• SHORT PROBLEM
Copy whichever lines contain the string "Fares".

• DATA LISTING
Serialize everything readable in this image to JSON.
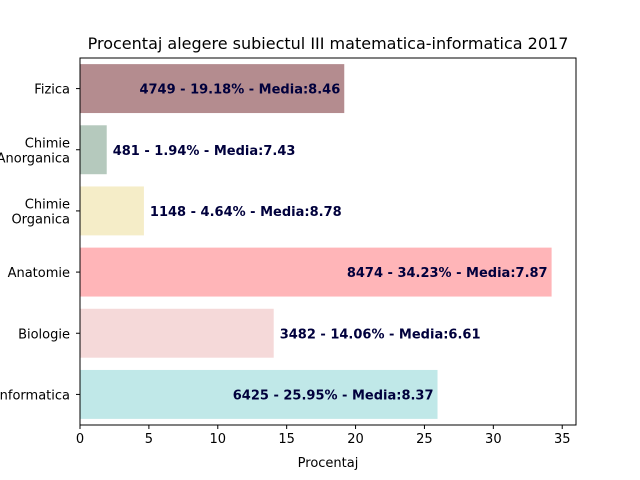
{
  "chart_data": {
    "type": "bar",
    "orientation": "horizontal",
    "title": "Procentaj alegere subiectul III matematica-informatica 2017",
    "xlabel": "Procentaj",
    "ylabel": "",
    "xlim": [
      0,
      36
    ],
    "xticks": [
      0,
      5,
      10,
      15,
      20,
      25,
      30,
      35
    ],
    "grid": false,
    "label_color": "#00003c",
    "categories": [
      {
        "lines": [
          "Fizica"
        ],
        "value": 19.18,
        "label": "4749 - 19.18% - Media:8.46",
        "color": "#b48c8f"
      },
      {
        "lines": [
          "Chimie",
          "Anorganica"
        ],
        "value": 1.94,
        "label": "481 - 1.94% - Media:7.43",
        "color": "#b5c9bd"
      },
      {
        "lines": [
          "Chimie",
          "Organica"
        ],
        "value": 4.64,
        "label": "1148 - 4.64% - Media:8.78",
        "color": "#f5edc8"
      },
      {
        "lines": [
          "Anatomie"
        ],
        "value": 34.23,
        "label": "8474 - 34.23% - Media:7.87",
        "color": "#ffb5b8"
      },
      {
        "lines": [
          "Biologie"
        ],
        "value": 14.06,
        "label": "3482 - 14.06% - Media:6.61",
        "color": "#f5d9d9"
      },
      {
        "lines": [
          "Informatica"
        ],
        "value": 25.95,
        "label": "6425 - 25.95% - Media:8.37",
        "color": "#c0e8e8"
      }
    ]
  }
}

...

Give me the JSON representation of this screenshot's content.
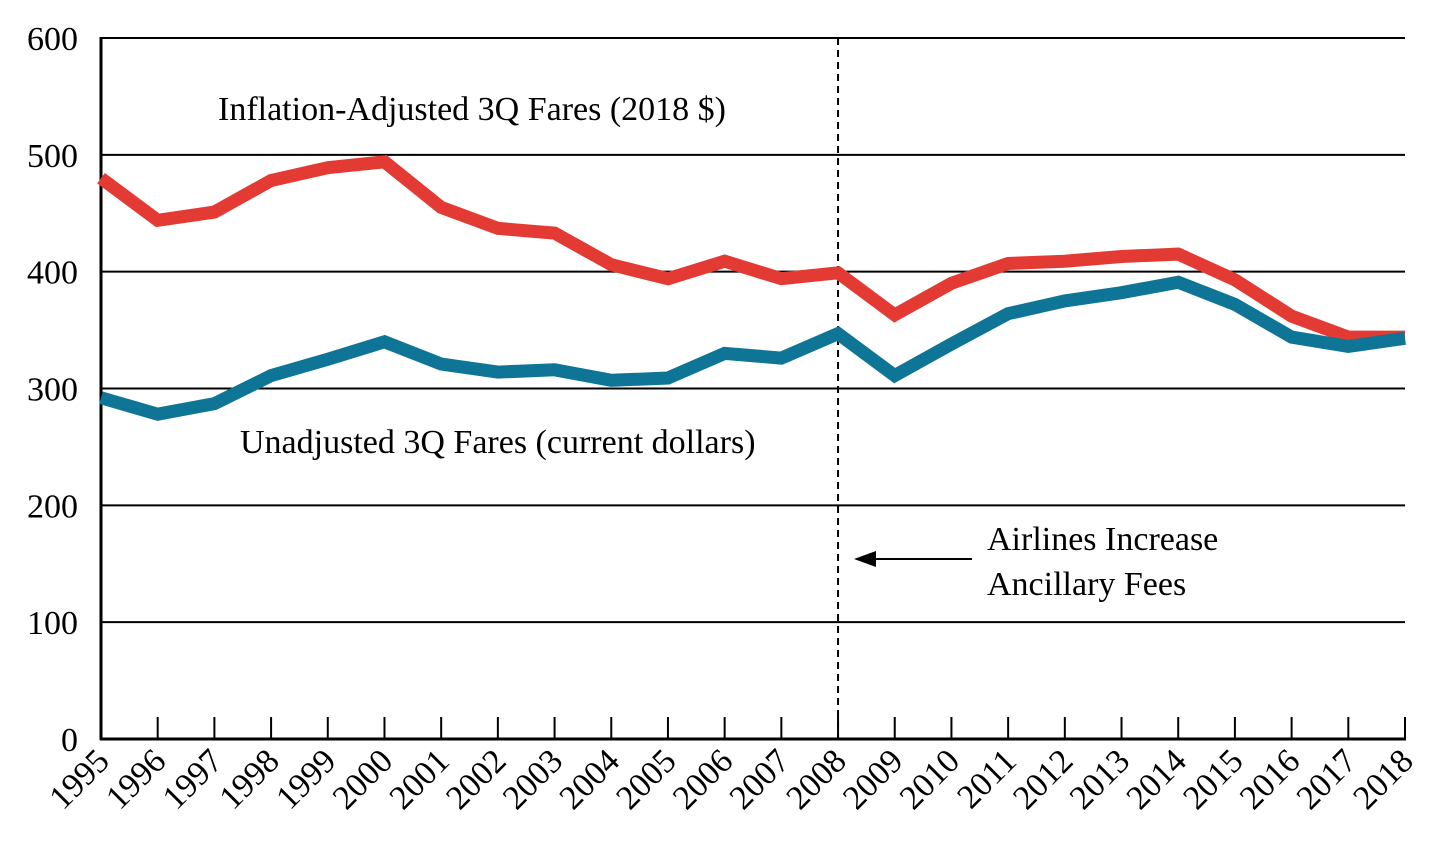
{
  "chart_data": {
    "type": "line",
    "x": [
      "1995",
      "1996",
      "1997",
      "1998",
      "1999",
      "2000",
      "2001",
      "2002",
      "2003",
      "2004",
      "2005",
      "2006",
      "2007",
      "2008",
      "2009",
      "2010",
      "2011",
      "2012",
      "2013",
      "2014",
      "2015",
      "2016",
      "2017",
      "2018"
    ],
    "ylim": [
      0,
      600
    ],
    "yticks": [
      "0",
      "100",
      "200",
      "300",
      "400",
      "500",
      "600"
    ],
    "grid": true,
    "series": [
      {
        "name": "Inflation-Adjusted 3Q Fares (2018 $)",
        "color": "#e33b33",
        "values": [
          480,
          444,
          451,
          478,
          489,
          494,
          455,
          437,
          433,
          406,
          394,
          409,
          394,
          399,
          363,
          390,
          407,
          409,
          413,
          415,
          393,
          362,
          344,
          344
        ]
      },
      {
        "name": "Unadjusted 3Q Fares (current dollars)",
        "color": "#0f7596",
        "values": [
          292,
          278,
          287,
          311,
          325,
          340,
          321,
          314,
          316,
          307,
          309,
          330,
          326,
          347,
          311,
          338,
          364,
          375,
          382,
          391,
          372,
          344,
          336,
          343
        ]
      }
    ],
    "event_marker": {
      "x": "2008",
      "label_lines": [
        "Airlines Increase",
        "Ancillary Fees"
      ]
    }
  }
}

• RESPONSE TO THE EXERCISE
        "name": "Inflation-Adjusted 3Q Fares (2018 $)",
        "name": "Unadjusted 3Q Fares (current dollars)",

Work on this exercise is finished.